### TASK DESCRIPTION:
Using the data below, determine the number of lines that include the string "осям". Write only that number.

### RECORDS FOR THIS EXERCISE:
↓

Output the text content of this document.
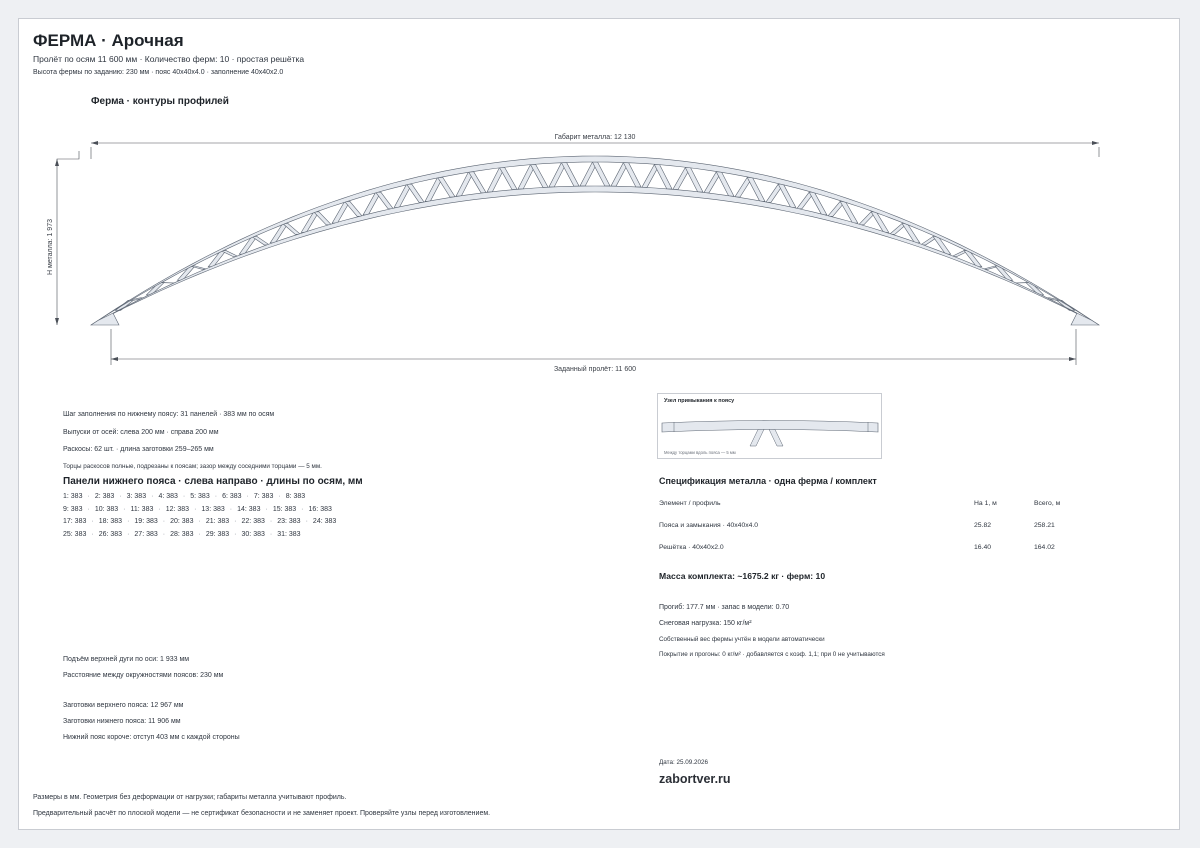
ФЕРМА · Арочная
Пролёт по осям 11 600 мм · Количество ферм: 10 · простая решётка
Высота фермы по заданию: 230 мм · пояс 40х40х4.0 · заполнение 40х40х2.0
Ферма · контуры профилей
Габарит металла: 12 130
Н металла: 1 973
Заданный пролёт: 11 600
Шаг заполнения по нижнему поясу: 31 панелей · 383 мм по осям
Выпуски от осей: слева 200 мм · справа 200 мм
Раскосы: 62 шт. · длина заготовки 259–265 мм
Торцы раскосов полные, подрезаны к поясам; зазор между соседними торцами — 5 мм.
Панели нижнего пояса · слева направо · длины по осям, мм
1: 383 · 2: 383 · 3: 383 · 4: 383 · 5: 383 · 6: 383 · 7: 383 · 8: 383
9: 383 · 10: 383 · 11: 383 · 12: 383 · 13: 383 · 14: 383 · 15: 383 · 16: 383
17: 383 · 18: 383 · 19: 383 · 20: 383 · 21: 383 · 22: 383 · 23: 383 · 24: 383
25: 383 · 26: 383 · 27: 383 · 28: 383 · 29: 383 · 30: 383 · 31: 383
Подъём верхней дуги по оси: 1 933 мм
Расстояние между окружностями поясов: 230 мм
Заготовки верхнего пояса: 12 967 мм
Заготовки нижнего пояса: 11 906 мм
Нижний пояс короче: отступ 403 мм с каждой стороны
Размеры в мм. Геометрия без деформации от нагрузки; габариты металла учитывают профиль.
Предварительный расчёт по плоской модели — не сертификат безопасности и не заменяет проект. Проверяйте узлы перед изготовлением.
Узел примыкания к поясу
Между торцами вдоль пояса — 5 мм
Спецификация металла · одна ферма / комплект
Элемент / профиль	На 1, м	Всего, м
Пояса и замыкания · 40х40х4.0	25.82	258.21
Решётка · 40х40х2.0	16.40	164.02
Масса комплекта: ~1675.2 кг · ферм: 10
Прогиб: 177.7 мм · запас в модели: 0.70
Снеговая нагрузка: 150 кг/м²
Собственный вес фермы учтён в модели автоматически
Покрытие и прогоны: 0 кг/м² · добавляется с коэф. 1,1; при 0 не учитываются
Дата: 25.09.2026
zabortver.ru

↑

### SOLUTION TO THE PROBLEM:
3